- **Problem**
Extract, from the records beneath this instruction, each line that contains the word "distance".
------
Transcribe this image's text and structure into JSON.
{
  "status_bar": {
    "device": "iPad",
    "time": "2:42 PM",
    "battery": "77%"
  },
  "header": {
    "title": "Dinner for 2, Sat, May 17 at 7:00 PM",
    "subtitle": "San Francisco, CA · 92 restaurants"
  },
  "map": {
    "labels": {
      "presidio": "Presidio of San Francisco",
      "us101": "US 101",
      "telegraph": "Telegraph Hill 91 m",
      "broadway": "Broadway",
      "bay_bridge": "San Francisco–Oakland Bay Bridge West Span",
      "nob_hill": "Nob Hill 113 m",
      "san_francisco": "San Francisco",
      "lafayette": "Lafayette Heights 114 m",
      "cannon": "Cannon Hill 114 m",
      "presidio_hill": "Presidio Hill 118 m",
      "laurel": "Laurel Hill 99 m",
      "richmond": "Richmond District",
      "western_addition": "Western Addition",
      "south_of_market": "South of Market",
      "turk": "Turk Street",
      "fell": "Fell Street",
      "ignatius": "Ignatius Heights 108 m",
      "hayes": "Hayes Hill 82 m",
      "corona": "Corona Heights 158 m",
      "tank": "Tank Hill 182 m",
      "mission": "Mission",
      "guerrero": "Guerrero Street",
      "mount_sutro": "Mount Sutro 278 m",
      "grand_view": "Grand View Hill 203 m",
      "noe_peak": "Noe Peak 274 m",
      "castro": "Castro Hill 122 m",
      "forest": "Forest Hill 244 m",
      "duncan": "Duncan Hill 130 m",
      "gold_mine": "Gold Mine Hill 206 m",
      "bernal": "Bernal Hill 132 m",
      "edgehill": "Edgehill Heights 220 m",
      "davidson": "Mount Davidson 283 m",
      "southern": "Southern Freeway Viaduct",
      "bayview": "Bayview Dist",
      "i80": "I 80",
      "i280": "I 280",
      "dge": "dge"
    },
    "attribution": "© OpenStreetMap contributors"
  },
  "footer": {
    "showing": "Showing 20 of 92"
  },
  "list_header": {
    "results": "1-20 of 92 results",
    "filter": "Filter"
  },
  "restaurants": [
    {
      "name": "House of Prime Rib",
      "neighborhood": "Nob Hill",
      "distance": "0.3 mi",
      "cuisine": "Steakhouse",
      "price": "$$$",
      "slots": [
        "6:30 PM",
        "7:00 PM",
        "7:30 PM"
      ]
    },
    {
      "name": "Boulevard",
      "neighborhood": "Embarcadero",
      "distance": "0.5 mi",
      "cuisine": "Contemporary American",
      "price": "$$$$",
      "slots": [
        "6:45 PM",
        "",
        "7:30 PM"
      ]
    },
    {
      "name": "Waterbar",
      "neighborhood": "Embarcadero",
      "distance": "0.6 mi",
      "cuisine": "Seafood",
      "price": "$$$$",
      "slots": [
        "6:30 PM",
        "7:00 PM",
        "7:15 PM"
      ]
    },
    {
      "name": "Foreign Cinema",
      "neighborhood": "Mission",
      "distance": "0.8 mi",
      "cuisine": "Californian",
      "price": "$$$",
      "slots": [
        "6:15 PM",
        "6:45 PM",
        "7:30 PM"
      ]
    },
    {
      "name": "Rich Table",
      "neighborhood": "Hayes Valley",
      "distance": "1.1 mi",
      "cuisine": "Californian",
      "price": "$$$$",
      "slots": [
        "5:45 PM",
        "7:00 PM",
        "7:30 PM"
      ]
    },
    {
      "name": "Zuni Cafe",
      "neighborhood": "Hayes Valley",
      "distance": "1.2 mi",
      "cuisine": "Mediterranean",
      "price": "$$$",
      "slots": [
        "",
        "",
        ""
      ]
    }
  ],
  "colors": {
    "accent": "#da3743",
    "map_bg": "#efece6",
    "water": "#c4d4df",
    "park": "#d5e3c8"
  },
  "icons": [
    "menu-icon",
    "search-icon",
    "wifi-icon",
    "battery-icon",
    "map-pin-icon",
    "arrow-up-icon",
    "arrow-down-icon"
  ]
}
------
- **Answer to the problem**
      "distance": "0.3 mi",
      "distance": "0.5 mi",
      "distance": "0.6 mi",
      "distance": "0.8 mi",
      "distance": "1.1 mi",
      "distance": "1.2 mi",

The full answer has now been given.